[Items listed in a dataset]
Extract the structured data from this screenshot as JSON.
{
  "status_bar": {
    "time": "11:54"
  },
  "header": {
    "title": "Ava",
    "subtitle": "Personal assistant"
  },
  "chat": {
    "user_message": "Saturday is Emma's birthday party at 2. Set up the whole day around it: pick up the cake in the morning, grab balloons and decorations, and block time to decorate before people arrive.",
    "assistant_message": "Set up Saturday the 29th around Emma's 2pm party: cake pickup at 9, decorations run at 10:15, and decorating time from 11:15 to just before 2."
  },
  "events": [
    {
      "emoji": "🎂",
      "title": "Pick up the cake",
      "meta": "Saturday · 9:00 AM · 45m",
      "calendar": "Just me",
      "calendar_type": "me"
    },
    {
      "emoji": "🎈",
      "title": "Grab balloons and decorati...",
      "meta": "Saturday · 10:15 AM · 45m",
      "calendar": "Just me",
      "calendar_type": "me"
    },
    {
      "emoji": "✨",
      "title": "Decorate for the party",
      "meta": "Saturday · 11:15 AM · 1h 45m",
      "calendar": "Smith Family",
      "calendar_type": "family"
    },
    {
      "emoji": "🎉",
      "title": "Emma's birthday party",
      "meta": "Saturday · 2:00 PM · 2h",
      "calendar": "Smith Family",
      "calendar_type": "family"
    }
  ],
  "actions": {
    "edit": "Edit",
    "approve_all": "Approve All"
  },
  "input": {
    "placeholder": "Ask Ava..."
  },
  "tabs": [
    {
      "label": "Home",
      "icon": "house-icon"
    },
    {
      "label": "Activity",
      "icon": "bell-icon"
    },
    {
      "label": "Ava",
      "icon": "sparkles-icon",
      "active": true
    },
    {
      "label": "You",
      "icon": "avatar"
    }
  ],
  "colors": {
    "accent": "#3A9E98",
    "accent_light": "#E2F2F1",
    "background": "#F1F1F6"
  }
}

BRIEF: Please quote the data above in full, with no line missing.

FINAL ANSWER:
Extract the structured data from this screenshot as JSON.
{
  "status_bar": {
    "time": "11:54"
  },
  "header": {
    "title": "Ava",
    "subtitle": "Personal assistant"
  },
  "chat": {
    "user_message": "Saturday is Emma's birthday party at 2. Set up the whole day around it: pick up the cake in the morning, grab balloons and decorations, and block time to decorate before people arrive.",
    "assistant_message": "Set up Saturday the 29th around Emma's 2pm party: cake pickup at 9, decorations run at 10:15, and decorating time from 11:15 to just before 2."
  },
  "events": [
    {
      "emoji": "🎂",
      "title": "Pick up the cake",
      "meta": "Saturday · 9:00 AM · 45m",
      "calendar": "Just me",
      "calendar_type": "me"
    },
    {
      "emoji": "🎈",
      "title": "Grab balloons and decorati...",
      "meta": "Saturday · 10:15 AM · 45m",
      "calendar": "Just me",
      "calendar_type": "me"
    },
    {
      "emoji": "✨",
      "title": "Decorate for the party",
      "meta": "Saturday · 11:15 AM · 1h 45m",
      "calendar": "Smith Family",
      "calendar_type": "family"
    },
    {
      "emoji": "🎉",
      "title": "Emma's birthday party",
      "meta": "Saturday · 2:00 PM · 2h",
      "calendar": "Smith Family",
      "calendar_type": "family"
    }
  ],
  "actions": {
    "edit": "Edit",
    "approve_all": "Approve All"
  },
  "input": {
    "placeholder": "Ask Ava..."
  },
  "tabs": [
    {
      "label": "Home",
      "icon": "house-icon"
    },
    {
      "label": "Activity",
      "icon": "bell-icon"
    },
    {
      "label": "Ava",
      "icon": "sparkles-icon",
      "active": true
    },
    {
      "label": "You",
      "icon": "avatar"
    }
  ],
  "colors": {
    "accent": "#3A9E98",
    "accent_light": "#E2F2F1",
    "background": "#F1F1F6"
  }
}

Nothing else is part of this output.